--- start Supplied information ---

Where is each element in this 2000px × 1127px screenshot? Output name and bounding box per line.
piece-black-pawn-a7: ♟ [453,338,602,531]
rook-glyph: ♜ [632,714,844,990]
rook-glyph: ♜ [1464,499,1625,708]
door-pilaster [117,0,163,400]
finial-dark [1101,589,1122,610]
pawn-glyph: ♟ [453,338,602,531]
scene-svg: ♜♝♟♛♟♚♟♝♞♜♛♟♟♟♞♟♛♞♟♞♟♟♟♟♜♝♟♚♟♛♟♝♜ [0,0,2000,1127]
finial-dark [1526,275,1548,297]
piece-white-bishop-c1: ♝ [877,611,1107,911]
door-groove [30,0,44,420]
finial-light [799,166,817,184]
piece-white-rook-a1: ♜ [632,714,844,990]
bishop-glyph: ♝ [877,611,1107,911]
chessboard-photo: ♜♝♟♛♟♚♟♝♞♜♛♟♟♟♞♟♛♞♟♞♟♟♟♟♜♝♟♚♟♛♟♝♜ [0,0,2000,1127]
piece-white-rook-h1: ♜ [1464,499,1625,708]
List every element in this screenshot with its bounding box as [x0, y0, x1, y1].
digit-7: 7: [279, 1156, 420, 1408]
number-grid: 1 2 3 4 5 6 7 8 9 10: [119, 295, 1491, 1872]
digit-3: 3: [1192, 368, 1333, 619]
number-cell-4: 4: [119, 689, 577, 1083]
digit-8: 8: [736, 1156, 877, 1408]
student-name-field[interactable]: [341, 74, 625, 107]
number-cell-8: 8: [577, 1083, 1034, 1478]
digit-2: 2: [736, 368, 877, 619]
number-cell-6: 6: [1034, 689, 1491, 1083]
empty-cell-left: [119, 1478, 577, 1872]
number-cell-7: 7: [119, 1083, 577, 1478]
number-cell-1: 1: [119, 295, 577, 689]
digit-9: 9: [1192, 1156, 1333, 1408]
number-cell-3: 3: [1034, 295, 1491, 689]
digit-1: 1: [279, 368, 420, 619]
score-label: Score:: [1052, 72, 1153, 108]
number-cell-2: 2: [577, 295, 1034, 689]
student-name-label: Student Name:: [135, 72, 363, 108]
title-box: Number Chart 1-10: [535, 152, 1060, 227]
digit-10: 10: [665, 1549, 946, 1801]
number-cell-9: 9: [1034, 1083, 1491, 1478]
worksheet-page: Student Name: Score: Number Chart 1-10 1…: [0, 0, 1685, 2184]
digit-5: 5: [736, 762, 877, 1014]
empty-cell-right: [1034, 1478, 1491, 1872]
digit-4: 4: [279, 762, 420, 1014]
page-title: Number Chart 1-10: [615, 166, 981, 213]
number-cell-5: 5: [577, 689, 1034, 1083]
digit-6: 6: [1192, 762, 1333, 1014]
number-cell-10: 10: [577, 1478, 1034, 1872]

--- end Supplied information ---

What is being asked — Write out, character for character, only the lines starting at the very beginning of the items and ending with the line that contains "piece-white-bishop-c1: ♝ [877,611,1107,911]".

Finished task —
Where is each element in this 2000px × 1127px screenshot? Output name and bounding box per line.
piece-black-pawn-a7: ♟ [453,338,602,531]
rook-glyph: ♜ [632,714,844,990]
rook-glyph: ♜ [1464,499,1625,708]
door-pilaster [117,0,163,400]
finial-dark [1101,589,1122,610]
pawn-glyph: ♟ [453,338,602,531]
scene-svg: ♜♝♟♛♟♚♟♝♞♜♛♟♟♟♞♟♛♞♟♞♟♟♟♟♜♝♟♚♟♛♟♝♜ [0,0,2000,1127]
finial-dark [1526,275,1548,297]
piece-white-bishop-c1: ♝ [877,611,1107,911]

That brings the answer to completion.